■ **What you need to do**
Lay out every line of the data below as a Markdown table with the columns Row and Line, numbering the rows in order and omitting blank lines and the picture placeholders.

Boxed element data:
╭──

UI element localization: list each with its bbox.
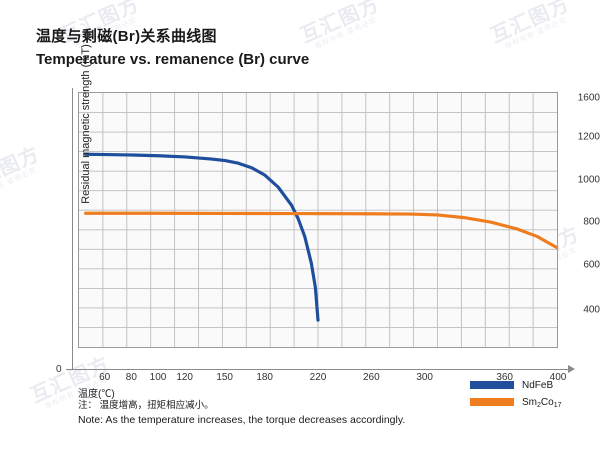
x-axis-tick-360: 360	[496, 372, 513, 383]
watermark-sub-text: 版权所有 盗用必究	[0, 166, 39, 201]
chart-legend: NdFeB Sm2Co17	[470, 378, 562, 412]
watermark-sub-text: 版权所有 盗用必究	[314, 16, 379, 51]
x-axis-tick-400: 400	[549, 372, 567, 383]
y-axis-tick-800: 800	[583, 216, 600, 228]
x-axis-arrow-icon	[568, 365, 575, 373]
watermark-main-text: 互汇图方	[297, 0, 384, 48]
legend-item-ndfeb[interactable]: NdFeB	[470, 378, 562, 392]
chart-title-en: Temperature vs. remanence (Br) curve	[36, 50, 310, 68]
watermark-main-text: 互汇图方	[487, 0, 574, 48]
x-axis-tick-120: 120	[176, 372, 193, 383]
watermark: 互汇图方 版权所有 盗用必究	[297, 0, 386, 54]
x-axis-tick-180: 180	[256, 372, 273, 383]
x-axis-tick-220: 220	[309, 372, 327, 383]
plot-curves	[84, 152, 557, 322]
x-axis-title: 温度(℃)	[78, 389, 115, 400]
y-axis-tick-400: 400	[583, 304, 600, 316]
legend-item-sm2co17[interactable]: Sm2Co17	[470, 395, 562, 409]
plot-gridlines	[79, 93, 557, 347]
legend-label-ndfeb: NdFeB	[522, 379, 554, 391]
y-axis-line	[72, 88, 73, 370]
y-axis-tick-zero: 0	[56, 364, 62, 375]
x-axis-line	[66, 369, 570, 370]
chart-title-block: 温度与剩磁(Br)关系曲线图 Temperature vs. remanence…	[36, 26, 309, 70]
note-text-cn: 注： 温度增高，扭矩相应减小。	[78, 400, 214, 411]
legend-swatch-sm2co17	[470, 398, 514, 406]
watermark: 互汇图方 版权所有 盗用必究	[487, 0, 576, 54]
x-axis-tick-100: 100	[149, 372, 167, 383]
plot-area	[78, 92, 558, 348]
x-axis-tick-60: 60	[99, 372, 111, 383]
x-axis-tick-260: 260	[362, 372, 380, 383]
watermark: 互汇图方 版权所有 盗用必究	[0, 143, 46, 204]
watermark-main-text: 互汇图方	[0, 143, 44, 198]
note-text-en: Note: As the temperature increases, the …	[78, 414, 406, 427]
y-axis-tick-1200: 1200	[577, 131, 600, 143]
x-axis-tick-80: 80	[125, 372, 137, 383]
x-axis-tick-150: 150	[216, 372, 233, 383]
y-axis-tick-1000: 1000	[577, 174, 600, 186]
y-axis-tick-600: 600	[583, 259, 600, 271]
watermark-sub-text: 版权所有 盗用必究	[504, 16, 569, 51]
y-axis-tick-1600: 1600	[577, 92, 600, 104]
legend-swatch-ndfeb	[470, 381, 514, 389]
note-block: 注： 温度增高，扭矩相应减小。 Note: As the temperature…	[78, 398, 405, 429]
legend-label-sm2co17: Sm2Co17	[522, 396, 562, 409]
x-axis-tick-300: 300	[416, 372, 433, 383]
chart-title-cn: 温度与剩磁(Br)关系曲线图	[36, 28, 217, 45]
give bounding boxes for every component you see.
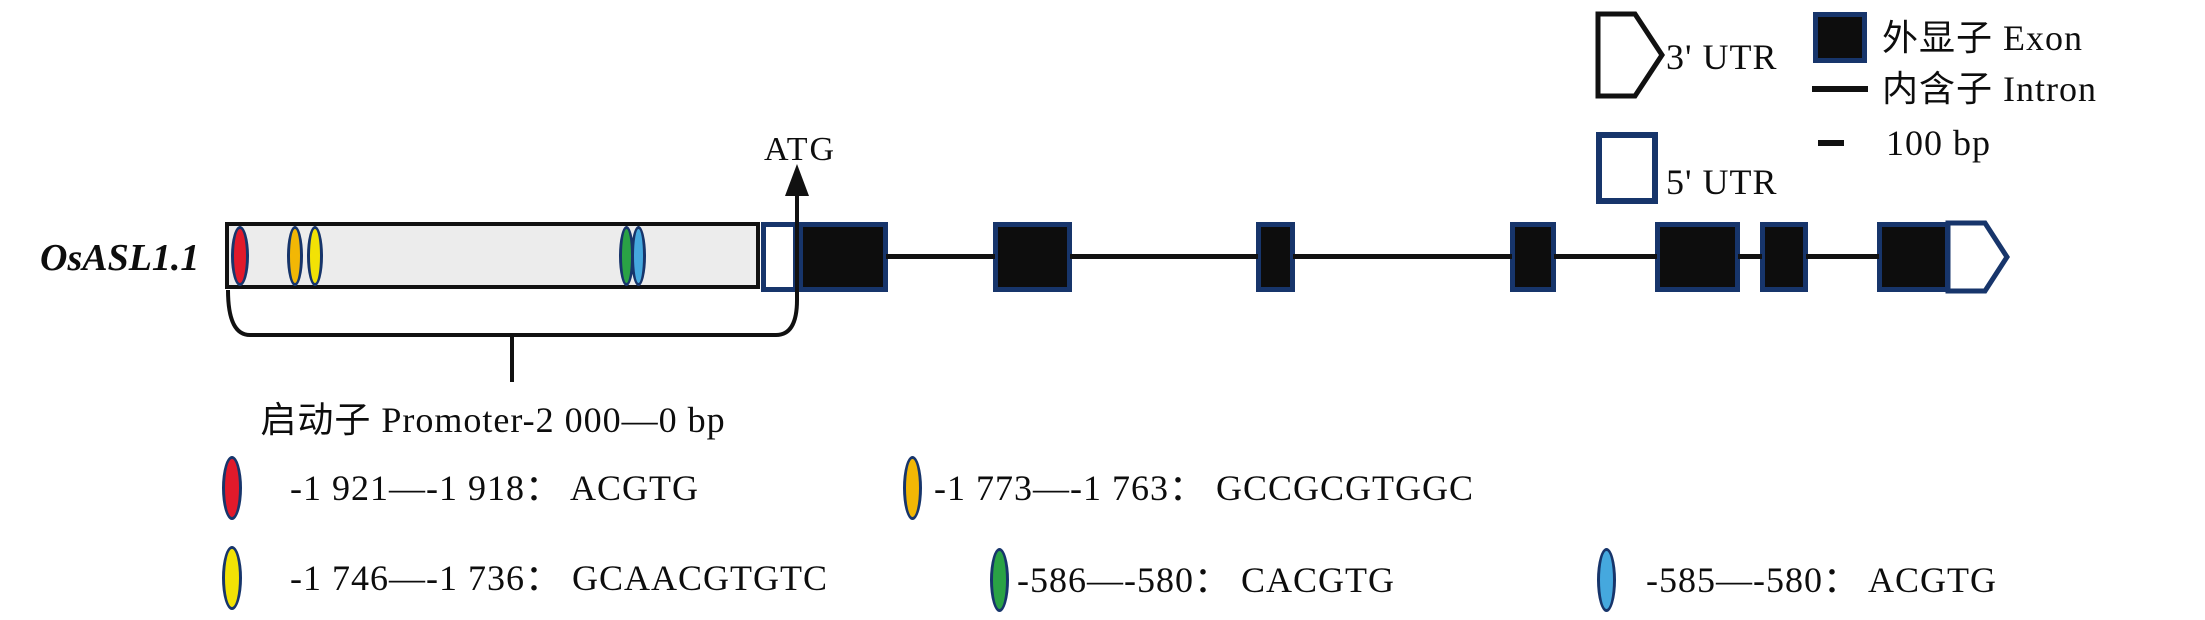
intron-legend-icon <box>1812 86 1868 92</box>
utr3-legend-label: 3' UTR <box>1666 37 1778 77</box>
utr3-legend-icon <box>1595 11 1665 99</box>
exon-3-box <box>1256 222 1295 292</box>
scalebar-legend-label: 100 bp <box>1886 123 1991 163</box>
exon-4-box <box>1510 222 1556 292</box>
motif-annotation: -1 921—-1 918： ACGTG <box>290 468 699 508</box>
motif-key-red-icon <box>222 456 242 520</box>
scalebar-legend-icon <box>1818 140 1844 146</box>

╰──

■ **Worked answer**
| Row | Line |
|---|---|
| 1 | UI element localization: list each with its bbox. |
| 2 | x-axis-tick-360: 360	[496, 372, 513, 383] |
| 3 | watermark-sub-text: 版权所有 盗用必究	[0, 166, 39, 201] |
| 4 | chart-legend: NdFeB Sm2Co17	[470, 378, 562, 412] |
| 5 | watermark-sub-text: 版权所有 盗用必究	[314, 16, 379, 51] |
| 6 | x-axis-tick-400: 400	[549, 372, 567, 383] |
| 7 | y-axis-tick-800: 800	[583, 216, 600, 228] |
| 8 | x-axis-arrow-icon	[568, 365, 575, 373] |
| 9 | watermark-main-text: 互汇图方	[297, 0, 384, 48] |
| 10 | legend-item-ndfeb[interactable]: NdFeB	[470, 378, 562, 392] |
| 11 | chart-title-en: Temperature vs. remanence (Br) curve	[36, 50, 310, 68] |
| 12 | watermark-main-text: 互汇图方	[487, 0, 574, 48] |
| 13 | x-axis-tick-120: 120	[176, 372, 193, 383] |
| 14 | watermark: 互汇图方 版权所有 盗用必究	[297, 0, 386, 54] |
| 15 | x-axis-tick-180: 180	[256, 372, 273, 383] |
| 16 | x-axis-tick-220: 220	[309, 372, 327, 383] |
| 17 | plot-curves	[84, 152, 557, 322] |
| 18 | x-axis-title: 温度(℃)	[78, 389, 115, 400] |
| 19 | y-axis-tick-400: 400	[583, 304, 600, 316] |
| 20 | legend-item-sm2co17[interactable]: Sm2Co17	[470, 395, 562, 409] |
| 21 | plot-gridlines	[79, 93, 557, 347] |
| 22 | legend-label-ndfeb: NdFeB	[522, 379, 554, 391] |
| 23 | y-axis-line	[72, 88, 73, 370] |
| 24 | y-axis-tick-zero: 0	[56, 364, 62, 375] |
| 25 | x-axis-line	[66, 369, 570, 370] |
| 26 | chart-title-block: 温度与剩磁(Br)关系曲线图 Temperature vs. remanence…	[36, 26, 309, 70] |
| 27 | note-text-cn: 注： 温度增高，扭矩相应减小。	[78, 400, 214, 411] |
| 28 | legend-swatch-sm2co17	[470, 398, 514, 406] |
| 29 | watermark: 互汇图方 版权所有 盗用必究	[487, 0, 576, 54] |
| 30 | x-axis-tick-100: 100	[149, 372, 167, 383] |
| 31 | plot-area	[78, 92, 558, 348] |
| 32 | x-axis-tick-60: 60	[99, 372, 111, 383] |
| 33 | x-axis-tick-260: 260	[362, 372, 380, 383] |
| 34 | watermark: 互汇图方 版权所有 盗用必究	[0, 143, 46, 204] |
| 35 | watermark-main-text: 互汇图方	[0, 143, 44, 198] |
| 36 | note-text-en: Note: As the temperature increases, the …	[78, 414, 406, 427] |
| 37 | y-axis-tick-1200: 1200	[577, 131, 600, 143] |
| 38 | x-axis-tick-80: 80	[125, 372, 137, 383] |
| 39 | x-axis-tick-150: 150	[216, 372, 233, 383] |
| 40 | y-axis-tick-1000: 1000	[577, 174, 600, 186] |
| 41 | y-axis-tick-600: 600	[583, 259, 600, 271] |
| 42 | watermark-sub-text: 版权所有 盗用必究	[504, 16, 569, 51] |
| 43 | y-axis-tick-1600: 1600	[577, 92, 600, 104] |
| 44 | legend-swatch-ndfeb	[470, 381, 514, 389] |
| 45 | note-block: 注： 温度增高，扭矩相应减小。 Note: As the temperature…	[78, 398, 405, 429] |
| 46 | legend-label-sm2co17: Sm2Co17	[522, 396, 562, 409] |
| 47 | x-axis-tick-300: 300	[416, 372, 433, 383] |
| 48 | chart-title-cn: 温度与剩磁(Br)关系曲线图	[36, 28, 217, 45] |
| 49 | give bounding boxes for every component you see. |
| 50 | intron-legend-icon <box>1812 86 1868 92</box> |
| 51 | utr3-legend-label: 3' UTR <box>1666 37 1778 77</box> |
| 52 | utr3-legend-icon <box>1595 11 1665 99</box> |
| 53 | exon-3-box <box>1256 222 1295 292</box> |
| 54 | scalebar-legend-label: 100 bp <box>1886 123 1991 163</box> |
| 55 | exon-4-box <box>1510 222 1556 292</box> |
| 56 | motif-annotation: -1 921—-1 918： ACGTG <box>290 468 699 508</box> |
| 57 | motif-key-red-icon <box>222 456 242 520</box> |
| 58 | scalebar-legend-icon <box>1818 140 1844 146</box> |